Stored items from a collection:
# # # # # # #

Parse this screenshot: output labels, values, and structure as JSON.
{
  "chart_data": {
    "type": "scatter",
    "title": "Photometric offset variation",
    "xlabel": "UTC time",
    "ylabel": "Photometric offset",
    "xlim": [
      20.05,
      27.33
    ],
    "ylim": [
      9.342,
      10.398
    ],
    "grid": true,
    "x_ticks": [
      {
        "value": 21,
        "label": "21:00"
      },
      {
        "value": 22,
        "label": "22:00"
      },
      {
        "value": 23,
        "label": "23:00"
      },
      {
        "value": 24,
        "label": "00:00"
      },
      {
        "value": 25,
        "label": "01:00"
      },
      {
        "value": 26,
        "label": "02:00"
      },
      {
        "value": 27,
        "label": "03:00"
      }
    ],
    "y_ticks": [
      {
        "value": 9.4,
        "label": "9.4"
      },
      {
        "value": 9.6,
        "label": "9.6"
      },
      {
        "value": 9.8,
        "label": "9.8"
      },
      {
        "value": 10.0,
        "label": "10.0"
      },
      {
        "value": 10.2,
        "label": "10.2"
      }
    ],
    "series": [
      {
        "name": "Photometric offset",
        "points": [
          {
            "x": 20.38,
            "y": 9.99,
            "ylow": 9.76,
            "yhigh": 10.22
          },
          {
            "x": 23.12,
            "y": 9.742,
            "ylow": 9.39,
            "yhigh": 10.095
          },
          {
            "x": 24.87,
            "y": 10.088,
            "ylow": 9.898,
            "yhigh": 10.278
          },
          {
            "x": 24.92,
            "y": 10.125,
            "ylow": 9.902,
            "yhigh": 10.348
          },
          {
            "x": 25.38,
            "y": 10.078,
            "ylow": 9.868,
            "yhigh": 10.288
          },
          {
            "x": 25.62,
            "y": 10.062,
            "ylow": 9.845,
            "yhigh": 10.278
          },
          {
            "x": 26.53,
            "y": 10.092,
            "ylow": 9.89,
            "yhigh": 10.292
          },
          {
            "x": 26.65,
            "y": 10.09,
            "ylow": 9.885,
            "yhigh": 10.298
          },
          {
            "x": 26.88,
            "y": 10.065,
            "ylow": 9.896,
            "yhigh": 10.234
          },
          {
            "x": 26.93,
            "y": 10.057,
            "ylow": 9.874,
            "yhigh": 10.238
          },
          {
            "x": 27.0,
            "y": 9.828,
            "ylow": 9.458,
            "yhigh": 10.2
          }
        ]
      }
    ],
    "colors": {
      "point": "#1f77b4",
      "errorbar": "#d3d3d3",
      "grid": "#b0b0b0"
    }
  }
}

# # # # # # #

WORK TO COMPLETE —
Repeat back the data above, exact to the last character.

THE RESPONSE —
Parse this screenshot: output labels, values, and structure as JSON.
{
  "chart_data": {
    "type": "scatter",
    "title": "Photometric offset variation",
    "xlabel": "UTC time",
    "ylabel": "Photometric offset",
    "xlim": [
      20.05,
      27.33
    ],
    "ylim": [
      9.342,
      10.398
    ],
    "grid": true,
    "x_ticks": [
      {
        "value": 21,
        "label": "21:00"
      },
      {
        "value": 22,
        "label": "22:00"
      },
      {
        "value": 23,
        "label": "23:00"
      },
      {
        "value": 24,
        "label": "00:00"
      },
      {
        "value": 25,
        "label": "01:00"
      },
      {
        "value": 26,
        "label": "02:00"
      },
      {
        "value": 27,
        "label": "03:00"
      }
    ],
    "y_ticks": [
      {
        "value": 9.4,
        "label": "9.4"
      },
      {
        "value": 9.6,
        "label": "9.6"
      },
      {
        "value": 9.8,
        "label": "9.8"
      },
      {
        "value": 10.0,
        "label": "10.0"
      },
      {
        "value": 10.2,
        "label": "10.2"
      }
    ],
    "series": [
      {
        "name": "Photometric offset",
        "points": [
          {
            "x": 20.38,
            "y": 9.99,
            "ylow": 9.76,
            "yhigh": 10.22
          },
          {
            "x": 23.12,
            "y": 9.742,
            "ylow": 9.39,
            "yhigh": 10.095
          },
          {
            "x": 24.87,
            "y": 10.088,
            "ylow": 9.898,
            "yhigh": 10.278
          },
          {
            "x": 24.92,
            "y": 10.125,
            "ylow": 9.902,
            "yhigh": 10.348
          },
          {
            "x": 25.38,
            "y": 10.078,
            "ylow": 9.868,
            "yhigh": 10.288
          },
          {
            "x": 25.62,
            "y": 10.062,
            "ylow": 9.845,
            "yhigh": 10.278
          },
          {
            "x": 26.53,
            "y": 10.092,
            "ylow": 9.89,
            "yhigh": 10.292
          },
          {
            "x": 26.65,
            "y": 10.09,
            "ylow": 9.885,
            "yhigh": 10.298
          },
          {
            "x": 26.88,
            "y": 10.065,
            "ylow": 9.896,
            "yhigh": 10.234
          },
          {
            "x": 26.93,
            "y": 10.057,
            "ylow": 9.874,
            "yhigh": 10.238
          },
          {
            "x": 27.0,
            "y": 9.828,
            "ylow": 9.458,
            "yhigh": 10.2
          }
        ]
      }
    ],
    "colors": {
      "point": "#1f77b4",
      "errorbar": "#d3d3d3",
      "grid": "#b0b0b0"
    }
  }
}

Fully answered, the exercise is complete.